# Record extracts start

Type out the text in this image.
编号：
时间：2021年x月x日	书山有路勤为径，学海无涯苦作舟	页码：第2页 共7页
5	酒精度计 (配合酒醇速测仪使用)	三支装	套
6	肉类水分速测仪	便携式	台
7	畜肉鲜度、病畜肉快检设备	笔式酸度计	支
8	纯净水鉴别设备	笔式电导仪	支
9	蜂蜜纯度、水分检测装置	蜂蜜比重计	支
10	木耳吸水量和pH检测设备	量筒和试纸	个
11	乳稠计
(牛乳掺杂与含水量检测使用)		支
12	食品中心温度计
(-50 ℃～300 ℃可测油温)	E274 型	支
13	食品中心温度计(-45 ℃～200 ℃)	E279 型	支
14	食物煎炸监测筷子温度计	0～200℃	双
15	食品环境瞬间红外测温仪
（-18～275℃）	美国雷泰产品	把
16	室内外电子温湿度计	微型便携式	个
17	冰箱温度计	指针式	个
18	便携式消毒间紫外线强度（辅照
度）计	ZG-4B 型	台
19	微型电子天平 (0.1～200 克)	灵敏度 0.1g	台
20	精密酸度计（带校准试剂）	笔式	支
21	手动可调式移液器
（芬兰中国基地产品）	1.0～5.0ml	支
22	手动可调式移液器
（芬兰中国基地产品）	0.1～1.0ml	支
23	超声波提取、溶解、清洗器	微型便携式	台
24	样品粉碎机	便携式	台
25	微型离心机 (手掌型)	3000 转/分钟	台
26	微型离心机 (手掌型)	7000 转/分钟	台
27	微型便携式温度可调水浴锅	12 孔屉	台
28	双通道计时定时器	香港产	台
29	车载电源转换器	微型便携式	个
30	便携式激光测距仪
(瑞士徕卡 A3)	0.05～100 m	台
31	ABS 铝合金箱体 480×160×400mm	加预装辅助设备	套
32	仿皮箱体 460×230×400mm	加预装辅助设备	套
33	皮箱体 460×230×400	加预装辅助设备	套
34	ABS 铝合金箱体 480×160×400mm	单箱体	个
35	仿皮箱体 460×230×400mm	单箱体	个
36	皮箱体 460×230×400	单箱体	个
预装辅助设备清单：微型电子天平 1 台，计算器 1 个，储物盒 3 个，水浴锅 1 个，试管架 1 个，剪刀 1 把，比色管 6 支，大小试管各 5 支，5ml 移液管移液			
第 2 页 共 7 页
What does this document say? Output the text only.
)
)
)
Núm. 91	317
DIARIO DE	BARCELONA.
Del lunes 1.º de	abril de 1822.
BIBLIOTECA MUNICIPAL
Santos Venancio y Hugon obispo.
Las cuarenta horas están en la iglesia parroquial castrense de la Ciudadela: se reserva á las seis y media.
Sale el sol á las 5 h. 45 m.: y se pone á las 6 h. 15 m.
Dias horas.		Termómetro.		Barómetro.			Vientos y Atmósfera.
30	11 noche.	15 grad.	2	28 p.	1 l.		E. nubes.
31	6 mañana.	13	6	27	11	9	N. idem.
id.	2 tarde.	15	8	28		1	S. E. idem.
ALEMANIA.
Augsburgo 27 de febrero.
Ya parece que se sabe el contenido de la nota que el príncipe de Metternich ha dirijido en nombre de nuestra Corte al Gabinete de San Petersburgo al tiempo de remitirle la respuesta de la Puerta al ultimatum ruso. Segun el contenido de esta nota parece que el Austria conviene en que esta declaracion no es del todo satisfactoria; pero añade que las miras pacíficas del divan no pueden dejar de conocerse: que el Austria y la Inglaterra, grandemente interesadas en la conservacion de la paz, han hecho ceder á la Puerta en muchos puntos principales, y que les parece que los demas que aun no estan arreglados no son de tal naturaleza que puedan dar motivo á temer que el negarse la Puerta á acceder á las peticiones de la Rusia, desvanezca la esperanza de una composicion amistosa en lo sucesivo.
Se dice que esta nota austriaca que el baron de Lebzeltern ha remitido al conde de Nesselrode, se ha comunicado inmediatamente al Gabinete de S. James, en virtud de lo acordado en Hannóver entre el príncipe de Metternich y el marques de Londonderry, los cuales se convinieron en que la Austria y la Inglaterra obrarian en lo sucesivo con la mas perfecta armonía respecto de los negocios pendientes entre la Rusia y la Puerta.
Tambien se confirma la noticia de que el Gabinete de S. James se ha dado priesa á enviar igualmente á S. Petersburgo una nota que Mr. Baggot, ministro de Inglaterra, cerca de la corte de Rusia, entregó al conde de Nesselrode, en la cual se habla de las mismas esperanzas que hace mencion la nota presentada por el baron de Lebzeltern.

# Record extracts end

Copy out every line where the word "idem" occurs.

--- Full solution ---
31	6 mañana.	13	6	27	11	9	N. idem.
id.	2 tarde.	15	8	28		1	S. E. idem.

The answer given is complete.